» GIVEN PROBLEM: Identify each line in the entries below that contains the string "axis", treating uppercase and lowercase letters as different, and copy every such line.

(Layout region records)
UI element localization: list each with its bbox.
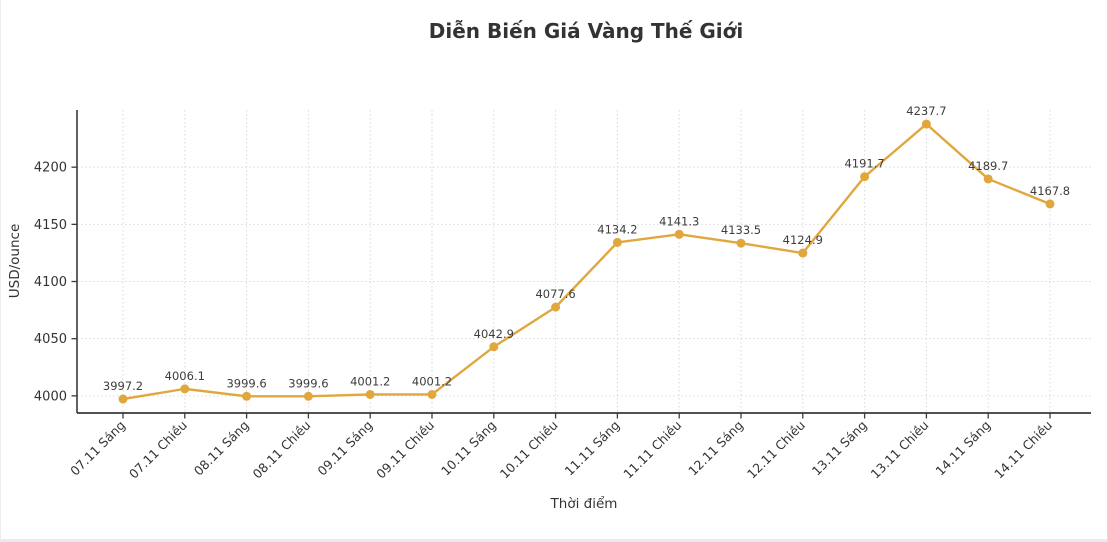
- chart-title: Diễn Biến Giá Vàng Thế Giới: [429, 19, 744, 43]
- data-point: [983, 174, 993, 184]
- data-point-label: 4133.5: [721, 223, 761, 237]
- x-axis-label: Thời điểm: [550, 495, 618, 512]
- data-point-label: 4077.6: [535, 287, 575, 301]
- data-point-label: 4191.7: [844, 157, 884, 171]
- data-point: [674, 229, 684, 239]
- data-point: [1045, 199, 1055, 209]
- x-tick-label: 11.11 Chiều: [620, 418, 684, 482]
- data-point: [365, 389, 375, 399]
- y-tick-label: 4150: [34, 218, 67, 233]
- data-point: [489, 342, 499, 352]
- data-point: [242, 391, 252, 401]
- x-tick-label: 10.11 Sáng: [438, 418, 499, 479]
- x-tick-label: 10.11 Chiều: [497, 418, 561, 482]
- data-point: [921, 119, 931, 129]
- data-point-label: 4189.7: [968, 159, 1008, 173]
- data-point: [427, 389, 437, 399]
- data-point-label: 4141.3: [659, 214, 699, 228]
- data-point-label: 4167.8: [1030, 184, 1070, 198]
- x-tick-label: 09.11 Chiều: [373, 418, 437, 482]
- x-tick-label: 09.11 Sáng: [314, 418, 375, 479]
- y-tick-label: 4000: [34, 389, 67, 404]
- x-tick-label: 07.11 Sáng: [67, 418, 128, 479]
- data-point-label: 4124.9: [783, 233, 823, 247]
- data-point-label: 4001.2: [412, 374, 452, 388]
- x-tick-label: 07.11 Chiều: [126, 418, 190, 482]
- data-point-label: 3999.6: [226, 376, 266, 390]
- y-tick-label: 4200: [34, 161, 67, 176]
- data-point-label: 4237.7: [906, 104, 946, 118]
- y-tick-label: 4100: [34, 275, 67, 290]
- data-point: [798, 248, 808, 258]
- x-tick-label: 14.11 Sáng: [932, 418, 993, 479]
- x-tick-label: 14.11 Chiều: [991, 418, 1055, 482]
- data-point: [180, 384, 190, 394]
- data-point-label: 4001.2: [350, 374, 390, 388]
- price-line: [121, 122, 1052, 401]
- y-axis-label: USD/ounce: [7, 224, 23, 299]
- data-point-label: 3997.2: [103, 379, 143, 393]
- data-point: [303, 391, 313, 401]
- data-point-label: 4042.9: [474, 327, 514, 341]
- x-tick-label: 12.11 Chiều: [744, 418, 808, 482]
- data-point: [551, 302, 561, 312]
- data-point: [612, 237, 622, 247]
- data-point: [118, 394, 128, 404]
- x-tick-label: 08.11 Chiều: [250, 418, 314, 482]
- x-tick-label: 13.11 Chiều: [868, 418, 932, 482]
- x-tick-label: 13.11 Sáng: [809, 418, 870, 479]
- x-tick-label: 11.11 Sáng: [562, 418, 623, 479]
- data-point-label: 4006.1: [165, 369, 205, 383]
- data-point: [860, 172, 870, 182]
- data-point-label: 3999.6: [288, 376, 328, 390]
- y-tick-label: 4050: [34, 332, 67, 347]
- data-point: [736, 238, 746, 248]
- data-point-label: 4134.2: [597, 222, 637, 236]
- x-tick-label: 08.11 Sáng: [191, 418, 252, 479]
- x-tick-label: 12.11 Sáng: [685, 418, 746, 479]
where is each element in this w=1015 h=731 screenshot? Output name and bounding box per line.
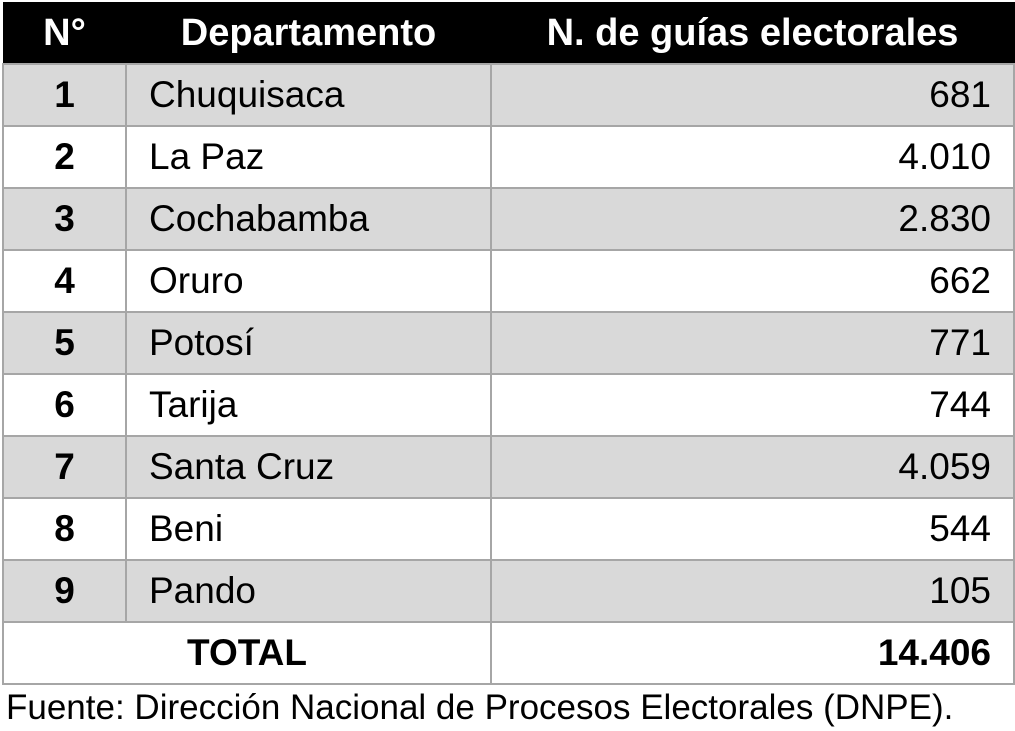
row-department: Cochabamba [125, 187, 492, 251]
row-number: 8 [2, 497, 127, 561]
row-number: 7 [2, 435, 127, 499]
table-row: 5 Potosí 771 [2, 311, 1015, 375]
table-row: 7 Santa Cruz 4.059 [2, 435, 1015, 499]
total-label: TOTAL [2, 621, 492, 685]
row-guides-count: 544 [490, 497, 1015, 561]
row-guides-count: 681 [490, 63, 1015, 127]
row-number: 9 [2, 559, 127, 623]
row-number: 2 [2, 125, 127, 189]
row-department: Santa Cruz [125, 435, 492, 499]
row-guides-count: 662 [490, 249, 1015, 313]
row-department: Pando [125, 559, 492, 623]
row-number: 1 [2, 63, 127, 127]
row-number: 6 [2, 373, 127, 437]
row-guides-count: 105 [490, 559, 1015, 623]
row-department: Tarija [125, 373, 492, 437]
table-row: 1 Chuquisaca 681 [2, 63, 1015, 127]
row-number: 5 [2, 311, 127, 375]
table-row: 6 Tarija 744 [2, 373, 1015, 437]
electoral-guides-table: N° Departamento N. de guías electorales … [2, 2, 1015, 685]
row-number: 4 [2, 249, 127, 313]
row-guides-count: 2.830 [490, 187, 1015, 251]
total-row: TOTAL 14.406 [2, 621, 1015, 685]
source-note: Fuente: Dirección Nacional de Procesos E… [6, 688, 954, 727]
table-header-row: N° Departamento N. de guías electorales [2, 2, 1015, 65]
row-guides-count: 744 [490, 373, 1015, 437]
table-row: 8 Beni 544 [2, 497, 1015, 561]
row-department: Potosí [125, 311, 492, 375]
table-row: 3 Cochabamba 2.830 [2, 187, 1015, 251]
row-guides-count: 4.059 [490, 435, 1015, 499]
row-department: La Paz [125, 125, 492, 189]
header-number: N° [2, 2, 127, 65]
total-value: 14.406 [490, 621, 1015, 685]
row-department: Chuquisaca [125, 63, 492, 127]
row-number: 3 [2, 187, 127, 251]
row-guides-count: 4.010 [490, 125, 1015, 189]
table-row: 9 Pando 105 [2, 559, 1015, 623]
row-department: Oruro [125, 249, 492, 313]
row-guides-count: 771 [490, 311, 1015, 375]
header-department: Departamento [125, 2, 492, 65]
row-department: Beni [125, 497, 492, 561]
table-row: 2 La Paz 4.010 [2, 125, 1015, 189]
header-guides: N. de guías electorales [490, 2, 1015, 65]
table-row: 4 Oruro 662 [2, 249, 1015, 313]
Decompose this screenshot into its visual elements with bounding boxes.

» TASK SOLUTION:
- x-axis-label: Thời điểm: [550, 495, 618, 512]
- y-axis-label: USD/ounce: [7, 224, 23, 299]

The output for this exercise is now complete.